■ TAREFA CURTA
Reproduza a parte do trecho sobre Nelson Rodrigues que vai de "Montagem de 'Vestido de Noiva', em 1965(Foto: Cedoc/" até "desagradável’, comenta Ariela.", incluindo as duas pontas.

■ TRECHO
============================================================

Montagem de 'Vestido de Noiva', em 1965(Foto: Cedoc/ Funarte)
Foto: Cedoc/ Funarte Montagem de 'Vestido de Noiva', em 1965

“Vale salientar que as três peças que vieram após ‘Vestido de Noiva’ sofreram censura, tanto por parte do Estado, quanto por parte da plateia conservadora. A partir desse momento, o autor começou a contar com a alcunha de ‘autor maldito’, para quem a proibição era constantemente instigante enquanto traço da sua produção literária e do ‘teatro desagradável’, comenta Ariela.

Segundo a professora de teatro, Juliana Nascimento, Nelson Rodrigues dizia que era impossível falar de temas mórbidos, por exemplo, sem enveredar por esse lugar. “As pessoas criticavam e repudiavam muito sua obra, sobretudo as míticas e as tragédias cariocas”, ressalta.

Os motivos de seus textos serem tão mal recebidos podem ser explicados por causa da maneira crua de tratar o mundo. “O texto rodriguiano é, ao mesmo tempo, retrato da sua época e sinal atemporal da nossa catastrófica sociedade. Ele nos dá uma percepção aguda, que não quer se alienar e que se mantém longe do convencional, com linguagem própria e dinâmica”, indica o professor Moisés Neto.

" Para salvar a plateia, Rodrigues encheu o palco com seus ‘monstros’. Suas frases curtas, o jeito malcriado de escrever, seu conhecimento das condições do gênero teatral. O bom teatro sacode o público, não teme o grotesco e questiona conceitos." Moisés Neto, professor

 

Segundo o professor, “para salvar a plateia, Rodrigues encheu o palco com seus ‘monstros’. Suas frases curtas, o jeito malcriado de escrever, seu conhecimento das condições do gênero teatral. O bom teatro sacode o público, não teme o grotesco e questiona conceitos. Afinal, o homem só se salva se reconhecer sua própria hediondez, não é?”. De acordo com ele, o teatro é um tipo de “acerto de contas” entre o ser humano e a sociedade.

"Fico agora imaginando como seria sua dramaturgia em tempos de internet… Será que cancelaríamos o autor ou daríamos nossa outra face ao espelho social e psicológico que ele propõe?"

============================================================

Linhas do conjunto de dados:
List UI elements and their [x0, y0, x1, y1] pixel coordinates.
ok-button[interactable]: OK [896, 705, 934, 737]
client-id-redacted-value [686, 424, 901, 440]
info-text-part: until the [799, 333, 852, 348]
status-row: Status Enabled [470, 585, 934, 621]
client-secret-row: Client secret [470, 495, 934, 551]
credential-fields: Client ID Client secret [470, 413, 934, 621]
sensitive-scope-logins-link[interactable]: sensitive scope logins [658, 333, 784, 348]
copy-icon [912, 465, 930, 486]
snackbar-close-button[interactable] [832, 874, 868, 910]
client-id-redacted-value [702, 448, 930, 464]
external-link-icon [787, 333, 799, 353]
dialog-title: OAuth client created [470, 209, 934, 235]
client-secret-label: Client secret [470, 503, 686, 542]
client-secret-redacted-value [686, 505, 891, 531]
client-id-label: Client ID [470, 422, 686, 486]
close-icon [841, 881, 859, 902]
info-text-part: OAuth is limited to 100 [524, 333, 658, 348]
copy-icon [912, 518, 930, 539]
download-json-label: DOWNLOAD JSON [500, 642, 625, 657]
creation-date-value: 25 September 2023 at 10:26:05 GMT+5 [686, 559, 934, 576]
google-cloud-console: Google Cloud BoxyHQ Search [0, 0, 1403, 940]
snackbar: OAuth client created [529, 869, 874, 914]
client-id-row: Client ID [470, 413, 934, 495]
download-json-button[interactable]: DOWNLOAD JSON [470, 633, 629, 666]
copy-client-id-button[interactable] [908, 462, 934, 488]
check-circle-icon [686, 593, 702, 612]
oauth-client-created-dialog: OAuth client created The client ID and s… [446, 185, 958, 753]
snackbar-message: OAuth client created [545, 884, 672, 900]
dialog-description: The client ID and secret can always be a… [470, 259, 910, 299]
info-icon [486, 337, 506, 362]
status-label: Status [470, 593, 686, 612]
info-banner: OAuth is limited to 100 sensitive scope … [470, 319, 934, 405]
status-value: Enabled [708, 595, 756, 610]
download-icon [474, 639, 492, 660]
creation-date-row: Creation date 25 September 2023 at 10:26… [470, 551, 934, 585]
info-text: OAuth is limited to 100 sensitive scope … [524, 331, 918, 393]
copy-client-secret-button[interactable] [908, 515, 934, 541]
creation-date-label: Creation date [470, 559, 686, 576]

============================================================

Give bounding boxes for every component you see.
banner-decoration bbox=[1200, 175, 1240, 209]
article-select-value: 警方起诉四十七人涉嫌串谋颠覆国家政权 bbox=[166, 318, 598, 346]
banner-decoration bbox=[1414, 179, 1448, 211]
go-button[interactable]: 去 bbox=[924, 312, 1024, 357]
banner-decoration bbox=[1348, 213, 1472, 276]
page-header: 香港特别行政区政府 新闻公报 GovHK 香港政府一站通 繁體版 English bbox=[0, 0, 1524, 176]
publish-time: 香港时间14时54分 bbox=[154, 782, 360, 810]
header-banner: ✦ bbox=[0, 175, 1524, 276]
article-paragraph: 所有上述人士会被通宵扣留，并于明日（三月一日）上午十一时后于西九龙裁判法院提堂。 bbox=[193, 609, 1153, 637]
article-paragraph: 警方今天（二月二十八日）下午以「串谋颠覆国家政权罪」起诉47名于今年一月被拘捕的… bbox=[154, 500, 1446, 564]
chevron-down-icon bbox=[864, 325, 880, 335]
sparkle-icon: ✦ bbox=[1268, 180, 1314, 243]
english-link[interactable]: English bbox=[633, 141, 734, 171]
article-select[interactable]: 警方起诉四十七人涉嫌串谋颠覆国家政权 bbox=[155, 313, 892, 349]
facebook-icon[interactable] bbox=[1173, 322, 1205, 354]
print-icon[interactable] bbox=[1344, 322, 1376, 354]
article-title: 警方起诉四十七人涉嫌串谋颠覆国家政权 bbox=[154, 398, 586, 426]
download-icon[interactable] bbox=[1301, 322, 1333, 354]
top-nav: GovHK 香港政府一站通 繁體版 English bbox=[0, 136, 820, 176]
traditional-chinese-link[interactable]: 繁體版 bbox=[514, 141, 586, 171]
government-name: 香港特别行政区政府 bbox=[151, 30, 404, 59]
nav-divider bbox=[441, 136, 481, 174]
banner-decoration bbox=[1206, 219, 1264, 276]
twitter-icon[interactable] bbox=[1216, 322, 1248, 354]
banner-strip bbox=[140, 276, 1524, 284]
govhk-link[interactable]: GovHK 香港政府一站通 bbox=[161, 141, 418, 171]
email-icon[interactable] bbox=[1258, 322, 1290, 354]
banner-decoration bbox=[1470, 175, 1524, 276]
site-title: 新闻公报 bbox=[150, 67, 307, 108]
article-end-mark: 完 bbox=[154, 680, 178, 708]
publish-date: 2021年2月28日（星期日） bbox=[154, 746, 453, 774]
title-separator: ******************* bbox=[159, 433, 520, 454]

============================================================

■ RESULTADO DO EXERCÍCIO
Montagem de 'Vestido de Noiva', em 1965(Foto: Cedoc/ Funarte)
Foto: Cedoc/ Funarte Montagem de 'Vestido de Noiva', em 1965

“Vale salientar que as três peças que vieram após ‘Vestido de Noiva’ sofreram censura, tanto por parte do Estado, quanto por parte da plateia conservadora. A partir desse momento, o autor começou a contar com a alcunha de ‘autor maldito’, para quem a proibição era constantemente instigante enquanto traço da sua produção literária e do ‘teatro desagradável’, comenta Ariela.